━━ PROVIDED ENTRIES ━━

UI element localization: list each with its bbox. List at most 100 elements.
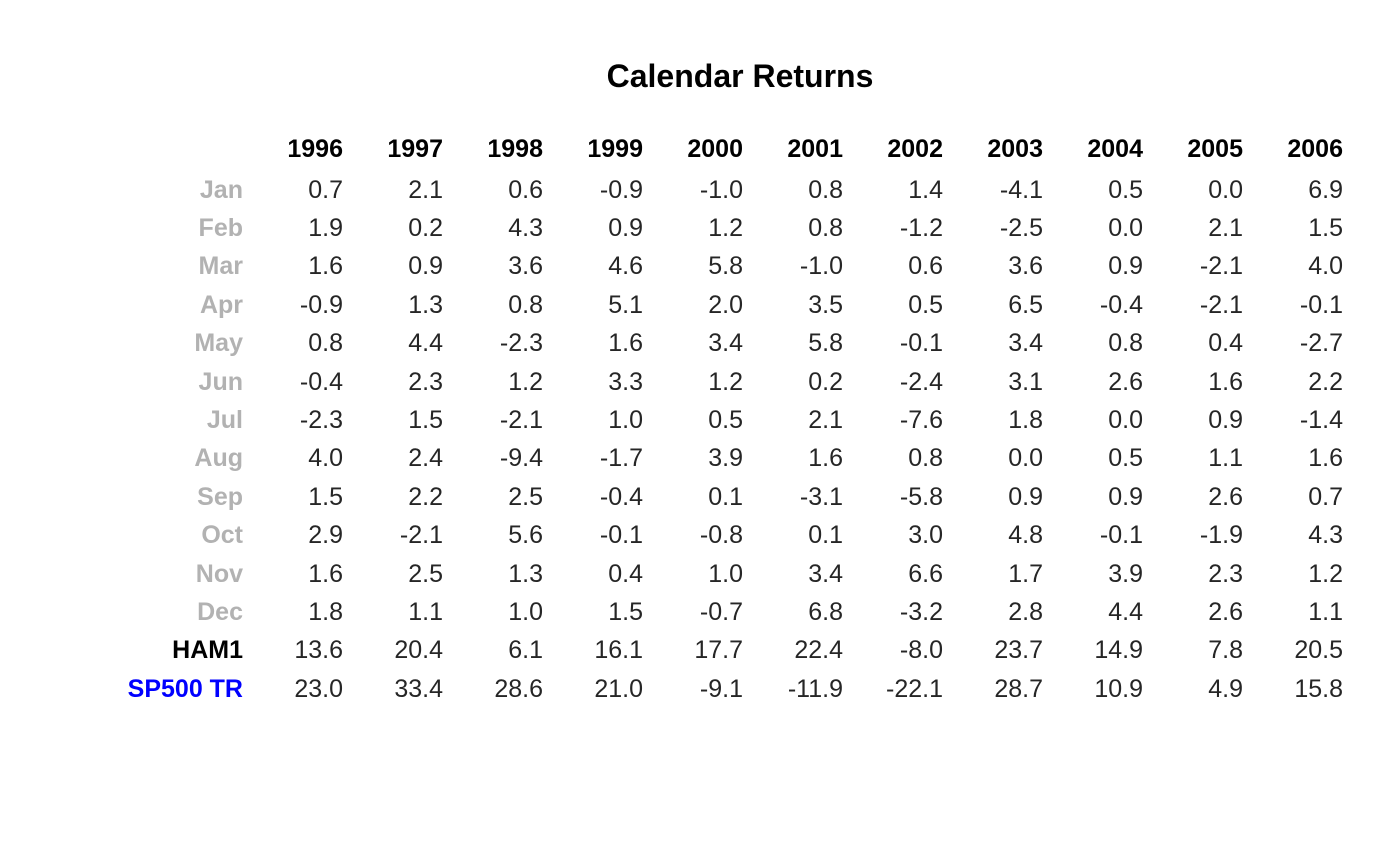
return-cell-nov-2002: 6.6 [908,559,943,588]
return-cell-may-2000: 3.4 [708,329,743,358]
return-cell-feb-1999: 0.9 [608,214,643,243]
year-header-1997: 1997 [387,135,443,163]
return-cell-may-2003: 3.4 [1008,329,1043,358]
return-cell-mar-2004: 0.9 [1108,252,1143,281]
table-row-may: May 0.8 4.4 -2.3 1.6 3.4 5.8 -0.1 3.4 0.8 0.4 -2.7 [110,325,1343,363]
return-cell-aug-2004: 0.5 [1108,444,1143,473]
return-cell-apr-1998: 0.8 [508,290,543,319]
return-cell-nov-2006: 1.2 [1308,559,1343,588]
return-cell-mar-2001: -1.0 [799,252,843,281]
return-cell-apr-1996: -0.9 [299,290,343,319]
return-cell-dec-1998: 1.0 [508,597,543,626]
table-row-apr: Apr -0.9 1.3 0.8 5.1 2.0 3.5 0.5 6.5 -0.4 -2.1 -0.1 [110,286,1343,324]
year-header-2004: 2004 [1087,135,1143,163]
year-header-1998: 1998 [487,135,543,163]
return-cell-jan-2001: 0.8 [808,175,843,204]
return-cell-dec-1996: 1.8 [308,597,343,626]
return-cell-mar-2000: 5.8 [708,252,743,281]
return-cell-apr-2003: 6.5 [1008,290,1043,319]
return-cell-feb-2006: 1.5 [1308,214,1343,243]
return-cell-jun-2005: 1.6 [1208,367,1243,396]
table-row-dec: Dec 1.8 1.1 1.0 1.5 -0.7 6.8 -3.2 2.8 4.4 2.6 1.1 [110,593,1343,631]
return-cell-aug-2000: 3.9 [708,444,743,473]
return-cell-nov-2003: 1.7 [1008,559,1043,588]
return-cell-dec-2002: -3.2 [899,597,943,626]
return-cell-jun-1997: 2.3 [408,367,443,396]
return-cell-mar-1999: 4.6 [608,252,643,281]
return-cell-dec-1997: 1.1 [408,597,443,626]
row-label-feb: Feb [198,214,243,243]
year-header-2002: 2002 [887,135,943,163]
return-cell-ham1-1996: 13.6 [294,636,343,665]
return-cell-mar-2002: 0.6 [908,252,943,281]
return-cell-jul-1996: -2.3 [299,406,343,435]
return-cell-sep-2001: -3.1 [799,482,843,511]
return-cell-aug-1999: -1.7 [599,444,643,473]
return-cell-nov-2004: 3.9 [1108,559,1143,588]
table-row-jul: Jul -2.3 1.5 -2.1 1.0 0.5 2.1 -7.6 1.8 0.0 0.9 -1.4 [110,401,1343,439]
return-cell-feb-2002: -1.2 [899,214,943,243]
year-header-2000: 2000 [687,135,743,163]
return-cell-sp500-tr-2002: -22.1 [886,674,943,703]
return-cell-jul-2000: 0.5 [708,406,743,435]
return-cell-apr-2001: 3.5 [808,290,843,319]
return-cell-jul-1999: 1.0 [608,406,643,435]
return-cell-oct-2005: -1.9 [1199,521,1243,550]
year-header-1996: 1996 [287,135,343,163]
table-row-mar: Mar 1.6 0.9 3.6 4.6 5.8 -1.0 0.6 3.6 0.9 -2.1 4.0 [110,248,1343,286]
return-cell-feb-1998: 4.3 [508,214,543,243]
table-row-feb: Feb 1.9 0.2 4.3 0.9 1.2 0.8 -1.2 -2.5 0.0 2.1 1.5 [110,209,1343,247]
return-cell-mar-1997: 0.9 [408,252,443,281]
return-cell-may-2001: 5.8 [808,329,843,358]
return-cell-sep-2002: -5.8 [899,482,943,511]
return-cell-feb-2003: -2.5 [999,214,1043,243]
return-cell-ham1-1999: 16.1 [594,636,643,665]
return-cell-jun-2004: 2.6 [1108,367,1143,396]
return-cell-mar-2006: 4.0 [1308,252,1343,281]
return-cell-aug-2003: 0.0 [1008,444,1043,473]
return-cell-aug-2002: 0.8 [908,444,943,473]
return-cell-sep-1997: 2.2 [408,482,443,511]
return-cell-jun-2001: 0.2 [808,367,843,396]
row-label-dec: Dec [197,597,243,626]
table-row-jan: Jan 0.7 2.1 0.6 -0.9 -1.0 0.8 1.4 -4.1 0.5 0.0 6.9 [110,171,1343,209]
return-cell-oct-1996: 2.9 [308,521,343,550]
year-header-1999: 1999 [587,135,643,163]
return-cell-sp500-tr-1996: 23.0 [294,674,343,703]
return-cell-aug-2005: 1.1 [1208,444,1243,473]
return-cell-aug-2001: 1.6 [808,444,843,473]
year-header-2001: 2001 [787,135,843,163]
return-cell-jul-1997: 1.5 [408,406,443,435]
row-label-sp500-tr: SP500 TR [127,674,243,703]
return-cell-jul-2005: 0.9 [1208,406,1243,435]
return-cell-dec-2000: -0.7 [699,597,743,626]
return-cell-feb-1996: 1.9 [308,214,343,243]
return-cell-ham1-1997: 20.4 [394,636,443,665]
return-cell-aug-1998: -9.4 [499,444,543,473]
table-row-nov: Nov 1.6 2.5 1.3 0.4 1.0 3.4 6.6 1.7 3.9 2.3 1.2 [110,555,1343,593]
return-cell-feb-2004: 0.0 [1108,214,1143,243]
return-cell-jun-1996: -0.4 [299,367,343,396]
return-cell-jul-1998: -2.1 [499,406,543,435]
return-cell-feb-1997: 0.2 [408,214,443,243]
return-cell-nov-2001: 3.4 [808,559,843,588]
return-cell-sep-2000: 0.1 [708,482,743,511]
return-cell-dec-2005: 2.6 [1208,597,1243,626]
return-cell-jun-2003: 3.1 [1008,367,1043,396]
return-cell-may-2005: 0.4 [1208,329,1243,358]
row-label-nov: Nov [195,559,243,588]
return-cell-sp500-tr-2003: 28.7 [994,674,1043,703]
return-cell-jan-2006: 6.9 [1308,175,1343,204]
return-cell-dec-2004: 4.4 [1108,597,1143,626]
return-cell-feb-2000: 1.2 [708,214,743,243]
row-label-jan: Jan [199,175,243,204]
return-cell-aug-1996: 4.0 [308,444,343,473]
return-cell-apr-1997: 1.3 [408,290,443,319]
return-cell-oct-1997: -2.1 [399,521,443,550]
row-label-may: May [194,329,243,358]
row-label-sep: Sep [197,482,243,511]
return-cell-oct-2004: -0.1 [1099,521,1143,550]
return-cell-ham1-1998: 6.1 [508,636,543,665]
return-cell-jul-2004: 0.0 [1108,406,1143,435]
year-header-2003: 2003 [987,135,1043,163]
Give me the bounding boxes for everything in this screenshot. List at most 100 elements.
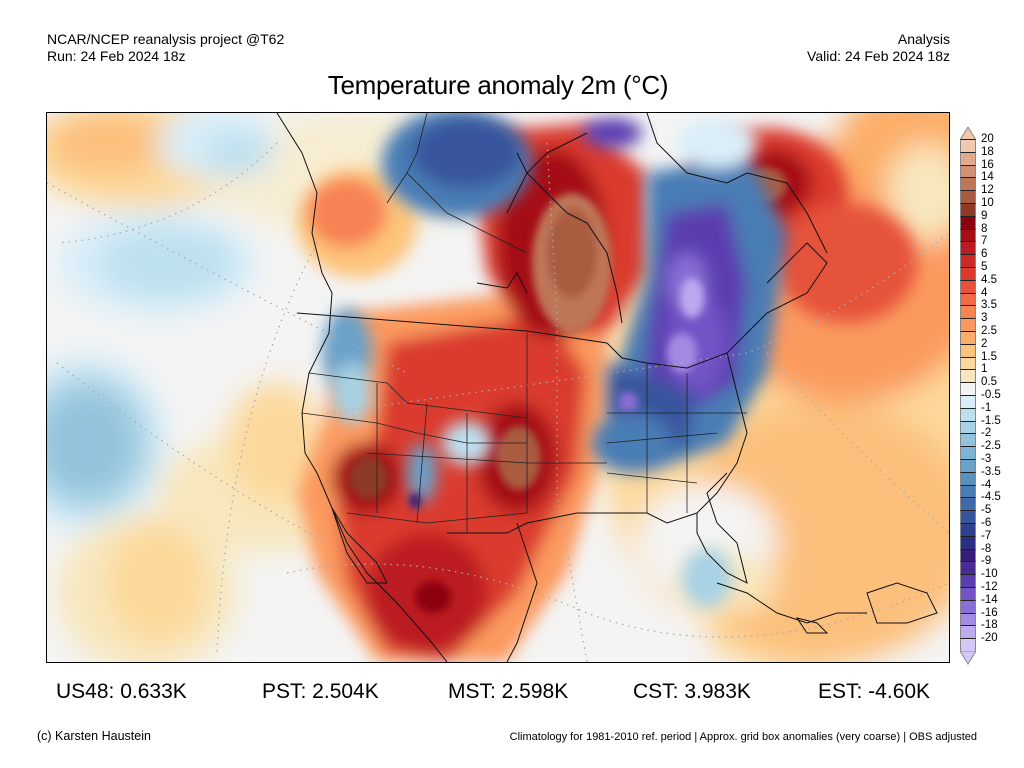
colorbar-label: -16 [981,606,998,619]
colorbar-label: -8 [981,542,992,555]
colorbar-label: 4.5 [981,273,997,286]
cst-stat: CST: 3.983K [633,680,751,703]
colorbar-label: -12 [981,581,998,593]
coastlines [276,113,938,662]
colorbar-swatch [960,382,976,395]
colorbar-swatch [960,331,976,344]
colorbar-swatch [960,484,976,498]
colorbar-label: 10 [981,197,994,209]
colorbar-label: 1 [981,363,988,376]
climatology-note: Climatology for 1981-2010 ref. period | … [509,731,977,743]
colorbar-label: 2.5 [981,325,997,337]
colorbar-swatch [960,471,976,485]
colorbar-swatch [960,612,976,626]
colorbar-swatch [960,433,976,447]
colorbar-swatch [960,407,976,421]
colorbar-swatch [960,395,976,408]
source-label: NCAR/NCEP reanalysis project @T62 [47,31,285,47]
colorbar-swatch [960,561,976,575]
colorbar-swatch [960,356,976,370]
pst-stat: PST: 2.504K [262,680,379,703]
colorbar-label: -5 [981,504,992,517]
colorbar-max-arrow [960,127,976,140]
colorbar-label: 16 [981,158,994,171]
colorbar-swatch [960,228,976,242]
colorbar-label: 20 [981,133,994,145]
header-left: NCAR/NCEP reanalysis project @T62 Run: 2… [47,31,284,65]
colorbar-swatch [960,279,976,293]
colorbar-swatch [960,164,976,178]
colorbar-label: 18 [981,145,994,158]
anomaly-field [47,113,949,662]
colorbar-label: 9 [981,209,988,222]
colorbar-swatch [960,446,976,459]
us48-stat: US48: 0.633K [56,680,187,703]
colorbar-label: -3 [981,453,992,465]
colorbar-label: -7 [981,529,992,542]
mst-stat: MST: 2.598K [448,680,569,703]
colorbar-swatch [960,177,976,191]
map-title: Temperature anomaly 2m (°C) [327,70,669,100]
run-label: Run: 24 Feb 2024 18z [47,48,186,64]
colorbar-min-arrow [960,651,976,665]
cold-cores [409,278,704,509]
colorbar-label: -20 [981,632,998,645]
colorbar-label: 0.5 [981,376,997,389]
colorbar-label: 12 [981,184,994,197]
colorbar-swatch [960,241,976,255]
colorbar-swatch [960,535,976,549]
colorbar-label: -10 [981,568,998,581]
colorbar-swatch [960,292,976,306]
colorbar-swatch [960,638,976,651]
colorbar-swatch [960,548,976,562]
colorbar-swatch [960,267,976,280]
colorbar-label: 8 [981,222,988,235]
colorbar-label: 1.5 [981,350,997,363]
valid-label: Valid: 24 Feb 2024 18z [807,48,950,64]
colorbar-label: -9 [981,555,992,568]
colorbar-swatch [960,523,976,536]
colorbar-swatch [960,343,976,357]
colorbar-label: -0.5 [981,389,1001,401]
colorbar-swatch [960,139,976,152]
colorbar-label: -2 [981,427,992,440]
header-right: Analysis Valid: 24 Feb 2024 18z [807,31,950,65]
colorbar-swatch [960,151,976,165]
colorbar-label: -6 [981,517,992,529]
colorbar-label: -2.5 [981,440,1001,453]
colorbar-swatch [960,254,976,267]
colorbar-swatch [960,574,976,587]
colorbar-swatch [960,190,976,203]
colorbar-label: -3.5 [981,465,1001,478]
colorbar-swatch [960,369,976,383]
colorbar-label: 7 [981,235,988,248]
colorbar-swatch [960,625,976,639]
state-borders [301,113,747,533]
colorbar-swatch [960,510,976,523]
colorbar-swatch [960,497,976,511]
colorbar-swatch [960,215,976,229]
colorbar-label: 3 [981,312,988,325]
colorbar-swatch [960,587,976,600]
graticule [47,142,949,662]
colorbar-label: 3.5 [981,299,997,312]
colorbar-label: 6 [981,248,988,261]
colorbar-swatch [960,318,976,331]
colorbar-swatch [960,203,976,216]
colorbar-swatch [960,459,976,472]
colorbar-label: 14 [981,171,994,184]
colorbar-swatch [960,305,976,319]
est-stat: EST: -4.60K [818,680,931,703]
colorbar-label: -18 [981,619,998,632]
colorbar-swatch [960,420,976,434]
colorbar-label: -14 [981,593,998,606]
colorbar-label: 2 [981,337,988,350]
analysis-label: Analysis [897,31,950,47]
anomaly-map [46,112,950,663]
colorbar-label: 5 [981,261,988,273]
colorbar-label: -1.5 [981,414,1001,427]
colorbar-label: -1 [981,401,992,414]
colorbar-label: 4 [981,286,988,299]
colorbar-label: -4.5 [981,491,1001,504]
colorbar-swatch [960,599,976,613]
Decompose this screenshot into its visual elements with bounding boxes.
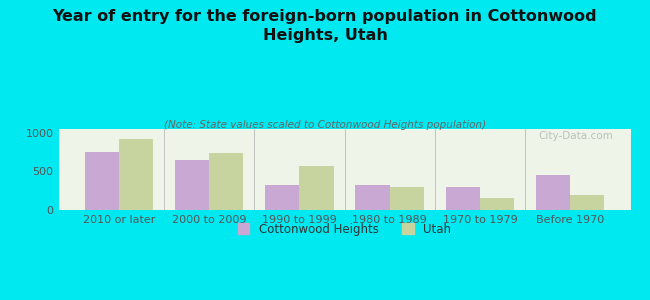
Bar: [356, 185, 389, 210]
Text: City-Data.com: City-Data.com: [539, 131, 614, 141]
Bar: [119, 139, 153, 210]
Bar: [389, 187, 424, 210]
Bar: [84, 152, 119, 210]
Text: Year of entry for the foreign-born population in Cottonwood
Heights, Utah: Year of entry for the foreign-born popul…: [53, 9, 597, 43]
Bar: [175, 160, 209, 210]
Bar: [265, 184, 300, 210]
Bar: [536, 175, 570, 210]
Bar: [300, 166, 333, 210]
Bar: [480, 198, 514, 210]
Text: (Note: State values scaled to Cottonwood Heights population): (Note: State values scaled to Cottonwood…: [164, 120, 486, 130]
Legend: Cottonwood Heights, Utah: Cottonwood Heights, Utah: [233, 218, 456, 241]
Bar: [446, 187, 480, 210]
Bar: [570, 195, 604, 210]
Bar: [209, 153, 243, 210]
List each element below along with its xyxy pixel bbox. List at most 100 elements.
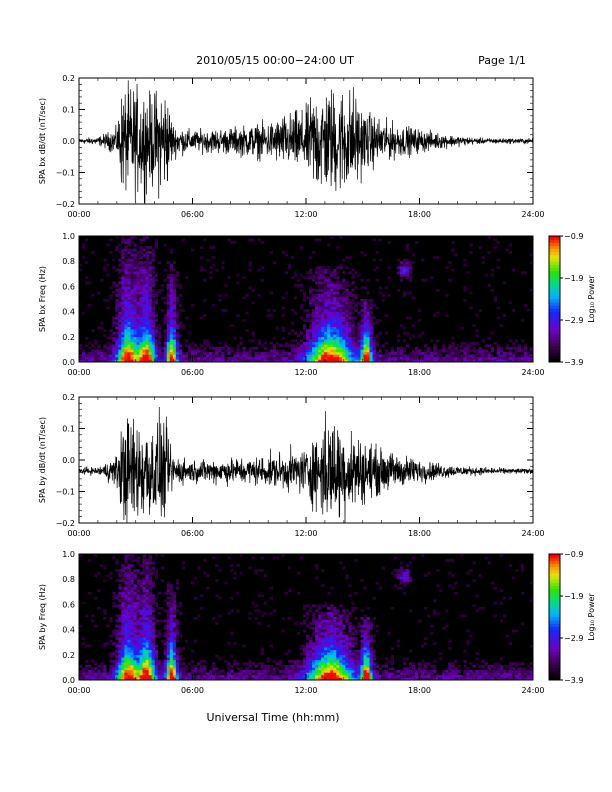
heatmap-cell [315,334,319,338]
heatmap-cell [157,664,162,668]
heatmap-cell [411,664,416,668]
heatmap-cell [206,672,210,676]
heatmap-cell [151,351,155,355]
heatmap-cell [133,586,137,590]
heatmap-cell [399,354,404,358]
heatmap-cell [421,356,425,360]
heatmap-cell [520,354,525,358]
heatmap-cell [109,349,113,353]
heatmap-cell [351,624,355,628]
heatmap-cell [148,599,152,603]
heatmap-cell [399,324,404,328]
heatmap-cell [375,624,379,628]
heatmap-cell [124,281,128,285]
heatmap-cell [318,319,322,322]
heatmap-cell [490,331,494,335]
heatmap-cell [160,354,165,358]
heatmap-cell [224,581,228,585]
heatmap-cell [330,326,334,330]
heatmap-cell [124,238,128,242]
heatmap-cell [145,286,149,290]
heatmap-cell [342,301,346,305]
heatmap-cell [387,674,392,678]
heatmap-cell [351,331,355,335]
heatmap-cell [315,293,319,297]
heatmap-cell [487,351,491,355]
heatmap-cell [372,657,376,661]
heatmap-cell [145,619,149,623]
heatmap-cell [184,344,189,348]
heatmap-cell [154,341,158,345]
heatmap-cell [124,649,128,653]
heatmap-cell [354,351,358,355]
heatmap-cell [142,672,146,676]
heatmap-cell [342,639,346,643]
heatmap-cell [330,236,334,239]
heatmap-cell [296,677,301,681]
heatmap-cell [142,299,146,302]
heatmap-cell [124,253,128,257]
heatmap-cell [148,356,152,360]
heatmap-cell [127,273,131,277]
heatmap-cell [272,674,277,678]
heatmap-cell [290,344,295,348]
heatmap-cell [130,667,134,671]
heatmap-cell [312,319,316,322]
heatmap-cell [263,356,267,360]
heatmap-cell [336,662,340,666]
heatmap-cell [154,662,158,666]
heatmap-cell [330,624,334,628]
heatmap-cell [169,622,174,625]
heatmap-cell [408,662,413,666]
heatmap-cell [88,559,92,562]
heatmap-cell [257,672,261,676]
colorbar-swatch [549,321,560,325]
heatmap-cell [160,664,165,668]
heatmap-cell [315,329,319,333]
heatmap-cell [97,356,101,360]
heatmap-cell [396,359,401,363]
heatmap-cell [414,349,419,353]
heatmap-cell [112,346,116,350]
heatmap-cell [339,263,343,267]
heatmap-cell [309,299,313,302]
heatmap-cell [151,659,155,663]
heatmap-cell [82,669,86,673]
heatmap-cell [475,359,479,363]
heatmap-cell [124,566,128,570]
heatmap-cell [342,334,346,338]
heatmap-cell [333,609,337,613]
heatmap-cell [85,281,89,285]
heatmap-cell [315,669,319,673]
heatmap-cell [251,359,255,363]
heatmap-cell [348,627,352,630]
heatmap-cell [321,326,325,330]
heatmap-cell [321,273,325,277]
heatmap-cell [136,569,140,572]
heatmap-cell [85,664,89,668]
heatmap-cell [166,304,171,307]
heatmap-cell [82,246,86,249]
heatmap-cell [306,336,310,340]
heatmap-cell [151,609,155,613]
heatmap-cell [315,664,319,668]
heatmap-cell [166,669,171,673]
colorbar-swatch [549,346,560,350]
heatmap-cell [139,619,143,623]
heatmap-cell [354,642,358,646]
heatmap-cell [142,559,146,562]
heatmap-cell [378,677,382,681]
heatmap-cell [342,609,346,613]
heatmap-cell [375,251,379,254]
heatmap-cell [493,664,497,668]
heatmap-cell [287,617,292,620]
heatmap-cell [169,344,174,348]
heatmap-cell [454,359,458,363]
heatmap-cell [127,601,131,605]
series-line [79,80,533,204]
heatmap-cell [166,654,171,658]
heatmap-cell [112,664,116,668]
heatmap-cell [139,268,143,272]
heatmap-cell [151,667,155,671]
heatmap-cell [529,356,534,360]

━━━

PROBLEM REQUIREMENTS
Return every line from the entries above that contains the word "boxes". Case counts.

IN RESPONSE
Give me the bounding boxes for everything in this screenshot. List at most 100 elements.
Decompose this screenshot into its visual elements with bounding boxes.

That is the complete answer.